* start Records supplied *

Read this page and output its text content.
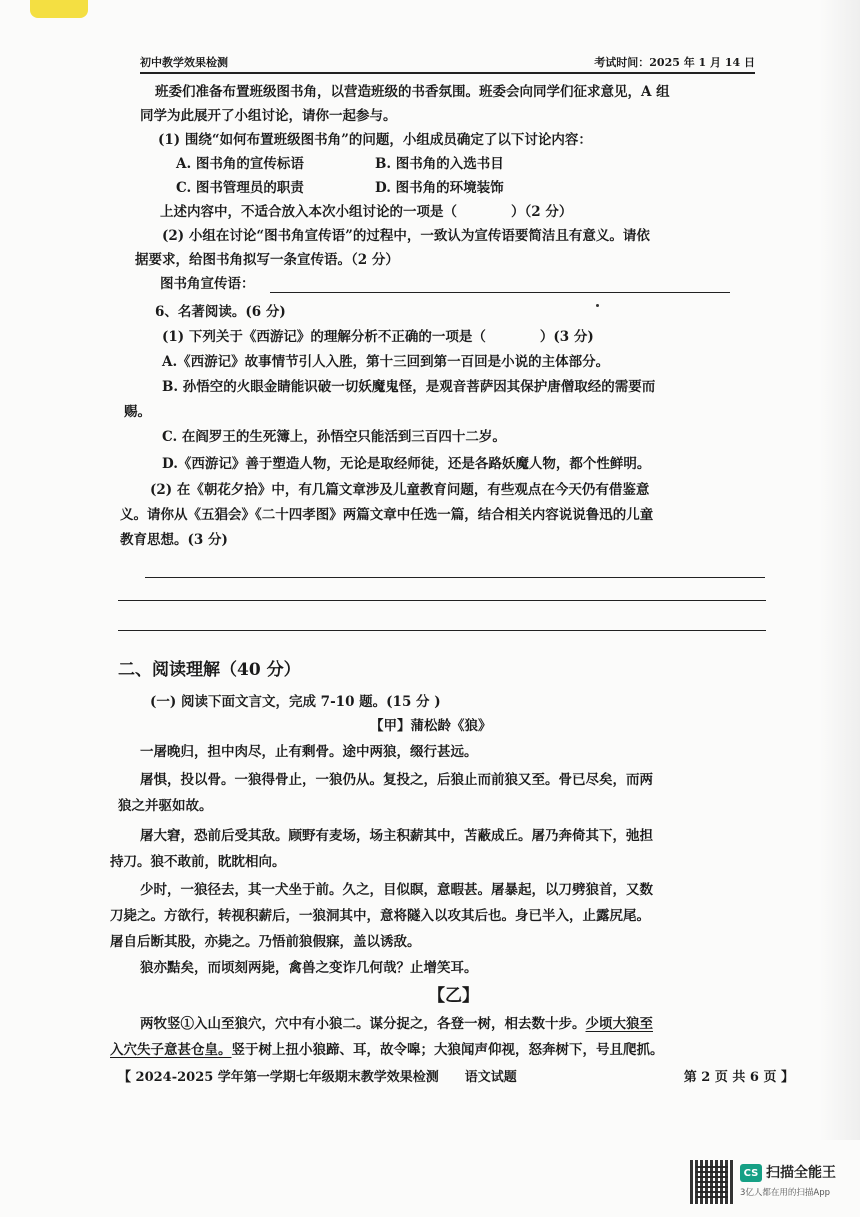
初中教学效果检测	考试时间：2025 年 1 月 14 日
班委们准备布置班级图书角，以营造班级的书香氛围。班委会向同学们征求意见，A 组
同学为此展开了小组讨论，请你一起参与。
(1) 围绕“如何布置班级图书角”的问题，小组成员确定了以下讨论内容：
A. 图书角的宣传标语	B. 图书角的入选书目
C. 图书管理员的职责	D. 图书角的环境装饰
上述内容中，不适合放入本次小组讨论的一项是（　　　　）（2 分）
(2) 小组在讨论“图书角宣传语”的过程中，一致认为宣传语要简洁且有意义。请依
据要求，给图书角拟写一条宣传语。（2 分）
图书角宣传语：
6、名著阅读。(6 分)
(1) 下列关于《西游记》的理解分析不正确的一项是（　　　　）(3 分)
A.《西游记》故事情节引人入胜，第十三回到第一百回是小说的主体部分。
B. 孙悟空的火眼金睛能识破一切妖魔鬼怪，是观音菩萨因其保护唐僧取经的需要而
赐。
C. 在阎罗王的生死簿上，孙悟空只能活到三百四十二岁。
D.《西游记》善于塑造人物，无论是取经师徒，还是各路妖魔人物，都个性鲜明。
(2) 在《朝花夕拾》中，有几篇文章涉及儿童教育问题，有些观点在今天仍有借鉴意
义。请你从《五猖会》《二十四孝图》两篇文章中任选一篇，结合相关内容说说鲁迅的儿童
教育思想。(3 分)
二、阅读理解（40 分）
(一) 阅读下面文言文，完成 7-10 题。(15 分 )
【甲】蒲松龄《狼》
一屠晚归，担中肉尽，止有剩骨。途中两狼，缀行甚远。
屠惧，投以骨。一狼得骨止，一狼仍从。复投之，后狼止而前狼又至。骨已尽矣，而两
狼之并驱如故。
屠大窘，恐前后受其敌。顾野有麦场，场主积薪其中，苫蔽成丘。屠乃奔倚其下，弛担
持刀。狼不敢前，眈眈相向。
少时，一狼径去，其一犬坐于前。久之，目似瞑，意暇甚。屠暴起，以刀劈狼首，又数
刀毙之。方欲行，转视积薪后，一狼洞其中，意将隧入以攻其后也。身已半入，止露尻尾。
屠自后断其股，亦毙之。乃悟前狼假寐，盖以诱敌。
狼亦黠矣，而顷刻两毙，禽兽之变诈几何哉？止增笑耳。
【乙】
两牧竖①入山至狼穴，穴中有小狼二。谋分捉之，各登一树，相去数十步。少顷大狼至
入穴失子意甚仓皇。竖于树上扭小狼蹄、耳，故令嗥；大狼闻声仰视，怒奔树下，号且爬抓。
【 2024-2025 学年第一学期七年级期末教学效果检测　　语文试题	第 2 页 共 6 页 】
CS 扫描全能王
3亿人都在用的扫描App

* end Records supplied *

_Set task_
In the entries above, count each line holding "图书角宣传语" and report the total and nothing more.

_Response to this task_
2